Selected extract:
However, if the element is present in the second dataframe, I also want to subtract is from both:
attivo['S'] = np.where(attivo['SKU'].isin(stampate['SKU-S']), attivo['S'] - 1, attivo['S'])
In this example, if an item in the column S of attivo dataframe is present in the column SKU-S of the stampate dataframe, the S column will decrease by one unit, however, I also want that the same column S will decrease in the stampate dataframe.
How is it possible to achieve this?
EDIT with sample data:
df1 = pd.DataFrame({'SKU': 'productSKU', 'S': 5}, index=[0])
df2 = pd.DataFrame({'SKU-S': 'productSKU', 'S': 5}, index=[0])

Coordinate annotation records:
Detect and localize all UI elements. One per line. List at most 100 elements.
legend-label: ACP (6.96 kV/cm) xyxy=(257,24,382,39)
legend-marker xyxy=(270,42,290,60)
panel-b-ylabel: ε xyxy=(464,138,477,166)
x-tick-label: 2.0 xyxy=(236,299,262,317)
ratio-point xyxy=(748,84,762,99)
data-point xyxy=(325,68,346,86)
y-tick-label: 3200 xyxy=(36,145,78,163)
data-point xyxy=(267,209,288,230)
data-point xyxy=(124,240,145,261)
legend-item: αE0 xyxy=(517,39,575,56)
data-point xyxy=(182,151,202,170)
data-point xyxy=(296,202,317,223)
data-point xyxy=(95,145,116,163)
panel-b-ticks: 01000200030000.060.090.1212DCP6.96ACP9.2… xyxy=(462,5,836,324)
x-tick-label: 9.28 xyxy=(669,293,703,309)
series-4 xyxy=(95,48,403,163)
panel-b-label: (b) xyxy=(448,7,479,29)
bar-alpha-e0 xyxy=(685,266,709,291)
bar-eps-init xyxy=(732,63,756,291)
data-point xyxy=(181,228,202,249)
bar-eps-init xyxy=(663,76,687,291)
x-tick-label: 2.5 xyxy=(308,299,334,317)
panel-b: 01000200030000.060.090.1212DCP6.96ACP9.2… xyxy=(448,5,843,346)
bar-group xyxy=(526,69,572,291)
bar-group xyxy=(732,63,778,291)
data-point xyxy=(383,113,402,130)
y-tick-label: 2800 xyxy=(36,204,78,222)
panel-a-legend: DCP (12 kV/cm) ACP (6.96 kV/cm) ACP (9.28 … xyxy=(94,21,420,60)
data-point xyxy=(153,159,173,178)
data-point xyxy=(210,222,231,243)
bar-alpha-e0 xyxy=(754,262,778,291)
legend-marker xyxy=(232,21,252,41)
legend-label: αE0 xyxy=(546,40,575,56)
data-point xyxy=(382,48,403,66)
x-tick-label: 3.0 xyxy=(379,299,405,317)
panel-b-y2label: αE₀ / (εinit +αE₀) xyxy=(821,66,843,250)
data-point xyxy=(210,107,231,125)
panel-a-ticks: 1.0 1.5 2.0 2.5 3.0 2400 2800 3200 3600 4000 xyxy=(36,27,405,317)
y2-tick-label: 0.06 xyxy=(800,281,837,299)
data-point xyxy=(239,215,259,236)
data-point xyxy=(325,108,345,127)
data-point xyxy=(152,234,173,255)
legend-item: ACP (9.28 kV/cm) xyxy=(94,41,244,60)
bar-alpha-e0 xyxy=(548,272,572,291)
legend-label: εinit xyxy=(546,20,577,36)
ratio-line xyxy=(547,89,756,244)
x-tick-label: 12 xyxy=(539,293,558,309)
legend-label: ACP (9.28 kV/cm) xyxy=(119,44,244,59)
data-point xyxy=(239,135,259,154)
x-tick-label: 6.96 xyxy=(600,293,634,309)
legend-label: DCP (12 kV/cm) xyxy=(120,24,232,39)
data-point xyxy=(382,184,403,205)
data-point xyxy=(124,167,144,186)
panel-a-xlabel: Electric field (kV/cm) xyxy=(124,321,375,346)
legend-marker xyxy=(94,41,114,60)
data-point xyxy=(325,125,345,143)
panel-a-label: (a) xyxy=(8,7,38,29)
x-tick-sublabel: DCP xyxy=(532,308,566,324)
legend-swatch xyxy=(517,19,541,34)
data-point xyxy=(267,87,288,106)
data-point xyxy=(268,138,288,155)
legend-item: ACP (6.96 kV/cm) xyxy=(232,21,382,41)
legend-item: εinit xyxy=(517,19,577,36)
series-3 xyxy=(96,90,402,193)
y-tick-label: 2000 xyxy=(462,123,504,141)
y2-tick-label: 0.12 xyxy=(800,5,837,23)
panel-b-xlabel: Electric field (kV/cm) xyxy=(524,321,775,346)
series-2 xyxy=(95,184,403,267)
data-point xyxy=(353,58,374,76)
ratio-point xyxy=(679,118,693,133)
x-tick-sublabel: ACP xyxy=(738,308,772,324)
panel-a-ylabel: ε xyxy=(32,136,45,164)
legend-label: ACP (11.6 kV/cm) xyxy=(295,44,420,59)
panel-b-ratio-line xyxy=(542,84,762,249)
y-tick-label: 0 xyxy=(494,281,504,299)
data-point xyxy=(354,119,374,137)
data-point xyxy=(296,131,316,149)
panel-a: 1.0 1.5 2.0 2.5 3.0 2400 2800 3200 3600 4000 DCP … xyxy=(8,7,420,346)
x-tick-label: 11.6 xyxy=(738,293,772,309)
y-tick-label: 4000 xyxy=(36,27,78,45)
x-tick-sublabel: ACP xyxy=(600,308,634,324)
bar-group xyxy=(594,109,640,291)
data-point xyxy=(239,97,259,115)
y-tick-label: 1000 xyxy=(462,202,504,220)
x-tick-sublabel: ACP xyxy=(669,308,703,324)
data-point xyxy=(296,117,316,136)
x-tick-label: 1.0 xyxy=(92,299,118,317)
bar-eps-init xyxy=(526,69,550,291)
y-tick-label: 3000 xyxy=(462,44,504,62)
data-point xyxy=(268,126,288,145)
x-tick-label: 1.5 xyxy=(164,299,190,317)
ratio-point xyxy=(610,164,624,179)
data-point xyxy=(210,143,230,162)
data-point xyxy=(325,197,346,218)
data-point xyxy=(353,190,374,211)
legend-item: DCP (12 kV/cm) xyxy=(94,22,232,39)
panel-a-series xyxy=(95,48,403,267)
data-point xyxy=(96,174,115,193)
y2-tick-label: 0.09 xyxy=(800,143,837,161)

Set tasks:
1. Print the stretch of the dataframe post from "However, if the" through "to achieve this?".
2. Continue the dataframe post, starting right after its last line.

Per-task answers:
1.
However, if the element is present in the second dataframe, I also want to subtract is from both:
attivo['S'] = np.where(attivo['SKU'].isin(stampate['SKU-S']), attivo['S'] - 1, attivo['S'])
In this example, if an item in the column S of attivo dataframe is present in the column SKU-S of the stampate dataframe, the S column will decrease by one unit, however, I also want that the same column S will decrease in the stampate dataframe.
How is it possible to achieve this?

2.
Currently, I am achieving this:
df1['S'] = np.where(df1['SKU'].isin(df2['SKU-S']), df1['S'] - 1, df1['S'])
However, I would like that both dataframes are updated, in this case, both of them will display 4 in the S column.
IIUC:
s = df1['SKU'].isin(df2['SKU-S'])
# modify df1
df1['S'] -= s
# count the SKU in df1 that belongs to df2 by values
counts = df1['SKU'].where(s).value_counts()
# modify df2
df2['S'] -= df2['SKU-S'].map(counts).fillna(0)